Directions for this task.
Using the post about the SSL/TLS issue, answer these questions:
(a) Which two tools does the team plan to start with to keep its containers secure?
(b) In the post's short version, what is a container?
(c) What makes both tools easy to install and use?

begin Text shown

Solving the Mystery of My SSL/TLS Issue

Solving the Mystery of My SSL/TLS Issue

The Backstory

I've recently joined a new team working on a platform that will allow our data scientists to easily run some models that may be rather CPU intensive across a cluster of beefy machines without really having to manage how the work is distributed. Tools like Mesos and Kubernetes have started to make this extremely easy to do - you just set up the cluster and then submit jobs along with a specification of how much CPU and memory should be allocated for the task. With data science becoming an important part of everyday computing, being able to quickly allocate a bunch of resources is important, especially when working with deep learning, where there really is no limit to how much CPU you can meanfully use (you can always add more layers and units to the model, but that obviously increases the amount of computations required).

One of the things that will be driving this platform and making it so easy to use is containers. If you aren't familar with containers, there are many resources out there that will get you up to speed, but the really short version is that a container is just a process that has been isolated and has limited access to the resources of the machine that it is running on. Using this, you can effectively simulate a virtual machine (from the perspective of the process) without the overhead of running an actual virtual machine that would have additional resource requirements (due to things like a Guest OS).

One thing that we need to ensure is that the containers we run are secure. We already get a lot of security due to the fact that a container by nature is already somewhat isolated from everything around it, but we need to make sure that the image that defines the container doesn't have malware or try to execute inappropriate commands. We have identified a couple of different options for doing this, but the two main tools we plan to start with are called Anchore and Falco.Anchore is an image scanning tool that will look for signatures of known vulnerabilities, and Falco is a process monitoring tool that allows you to define rules that will flag suspicious activity (trying to read files that normally shouldn't be accessed, for example).

The Problem

Both of the tools are really easy to install and use because they both can be run inside containers. This makes it really convenient because we can use our infrastructure that already runs containers to also run the image scanning and process monitoring tools and upgrading the tools is easy. I ran into a problem with Anchore, however, and describing the problem and the solution I came up with is the purpose of this post.

end Text shown
begin Data lines

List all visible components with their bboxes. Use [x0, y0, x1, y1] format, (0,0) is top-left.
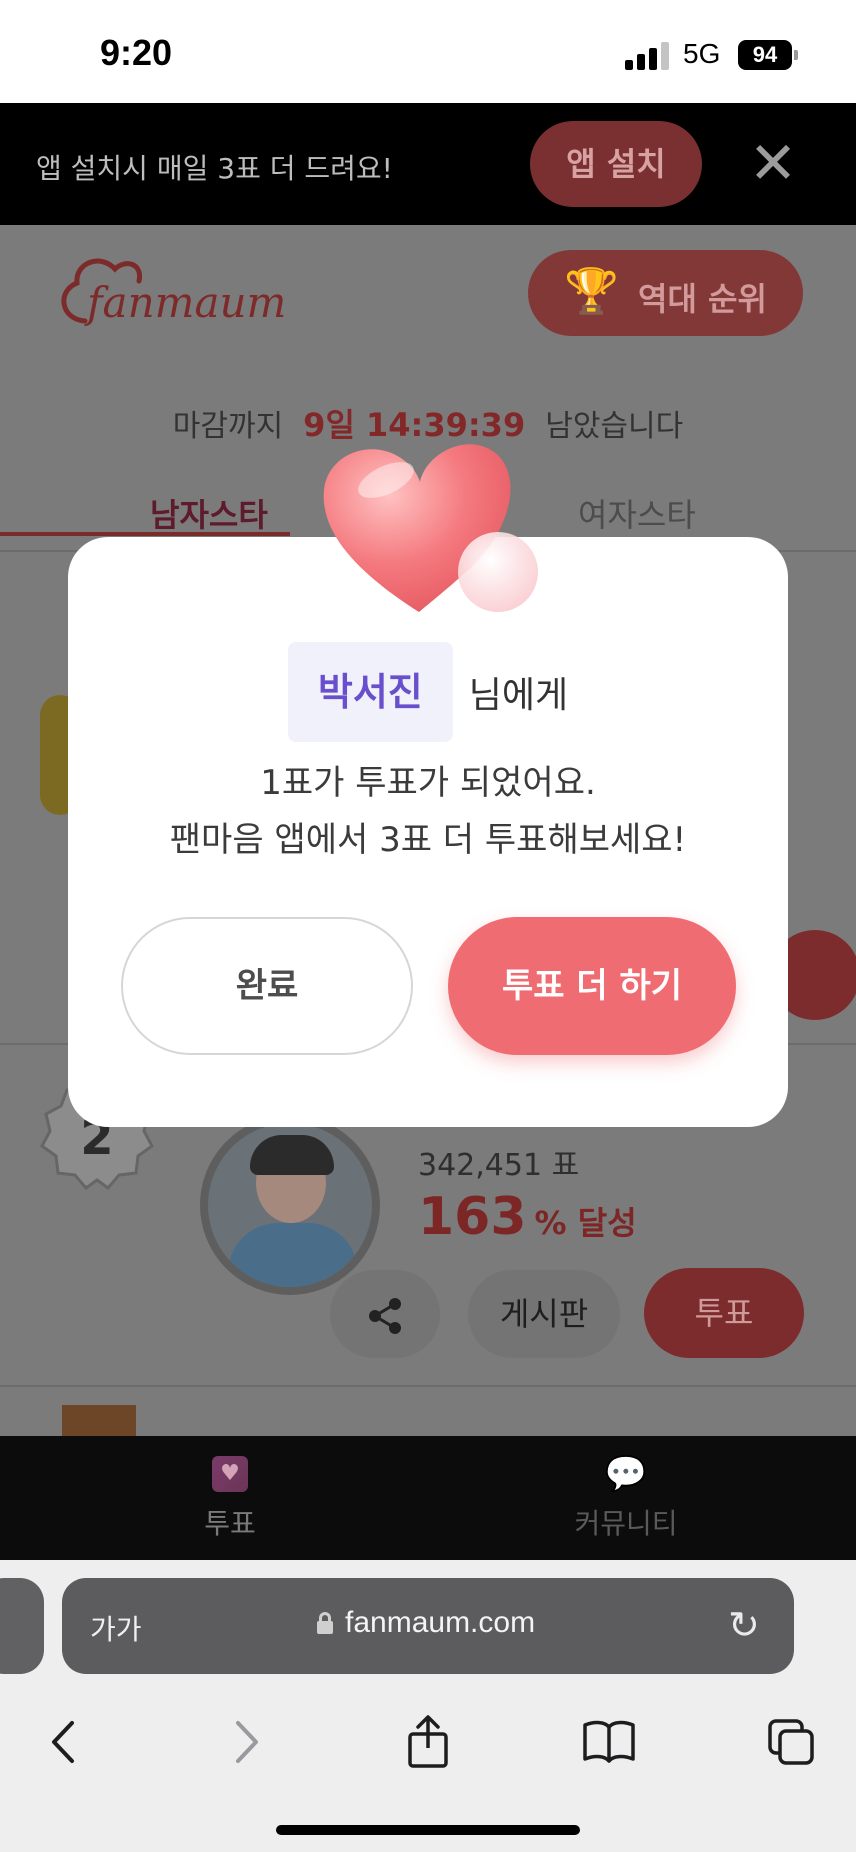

end Data lines

Task output.
(a) Anchore and Falco.
(b) A process that has been isolated and has limited access to the resources of the machine it is running on.
(c) Both of them can be run inside containers.